Data records
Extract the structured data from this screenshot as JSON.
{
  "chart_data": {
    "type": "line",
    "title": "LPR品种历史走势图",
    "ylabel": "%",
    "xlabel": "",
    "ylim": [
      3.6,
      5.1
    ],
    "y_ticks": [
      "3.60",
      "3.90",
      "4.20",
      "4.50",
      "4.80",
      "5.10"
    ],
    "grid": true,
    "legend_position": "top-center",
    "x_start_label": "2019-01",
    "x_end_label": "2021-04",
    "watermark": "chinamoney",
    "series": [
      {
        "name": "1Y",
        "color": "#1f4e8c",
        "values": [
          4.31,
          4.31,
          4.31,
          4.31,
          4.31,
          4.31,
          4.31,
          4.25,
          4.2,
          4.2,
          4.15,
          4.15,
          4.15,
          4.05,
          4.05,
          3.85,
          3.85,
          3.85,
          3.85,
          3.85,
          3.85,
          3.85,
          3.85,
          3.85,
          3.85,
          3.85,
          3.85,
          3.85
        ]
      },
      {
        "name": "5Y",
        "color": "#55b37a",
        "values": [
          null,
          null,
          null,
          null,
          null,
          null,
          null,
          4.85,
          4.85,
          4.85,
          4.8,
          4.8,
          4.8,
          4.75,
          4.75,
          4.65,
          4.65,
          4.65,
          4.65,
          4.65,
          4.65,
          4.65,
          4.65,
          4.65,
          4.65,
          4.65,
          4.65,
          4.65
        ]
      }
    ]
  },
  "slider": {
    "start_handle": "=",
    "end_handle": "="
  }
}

* DO THIS *
Each record above should be output again exactly.

* RESULT *
Extract the structured data from this screenshot as JSON.
{
  "chart_data": {
    "type": "line",
    "title": "LPR品种历史走势图",
    "ylabel": "%",
    "xlabel": "",
    "ylim": [
      3.6,
      5.1
    ],
    "y_ticks": [
      "3.60",
      "3.90",
      "4.20",
      "4.50",
      "4.80",
      "5.10"
    ],
    "grid": true,
    "legend_position": "top-center",
    "x_start_label": "2019-01",
    "x_end_label": "2021-04",
    "watermark": "chinamoney",
    "series": [
      {
        "name": "1Y",
        "color": "#1f4e8c",
        "values": [
          4.31,
          4.31,
          4.31,
          4.31,
          4.31,
          4.31,
          4.31,
          4.25,
          4.2,
          4.2,
          4.15,
          4.15,
          4.15,
          4.05,
          4.05,
          3.85,
          3.85,
          3.85,
          3.85,
          3.85,
          3.85,
          3.85,
          3.85,
          3.85,
          3.85,
          3.85,
          3.85,
          3.85
        ]
      },
      {
        "name": "5Y",
        "color": "#55b37a",
        "values": [
          null,
          null,
          null,
          null,
          null,
          null,
          null,
          4.85,
          4.85,
          4.85,
          4.8,
          4.8,
          4.8,
          4.75,
          4.75,
          4.65,
          4.65,
          4.65,
          4.65,
          4.65,
          4.65,
          4.65,
          4.65,
          4.65,
          4.65,
          4.65,
          4.65,
          4.65
        ]
      }
    ]
  },
  "slider": {
    "start_handle": "=",
    "end_handle": "="
  }
}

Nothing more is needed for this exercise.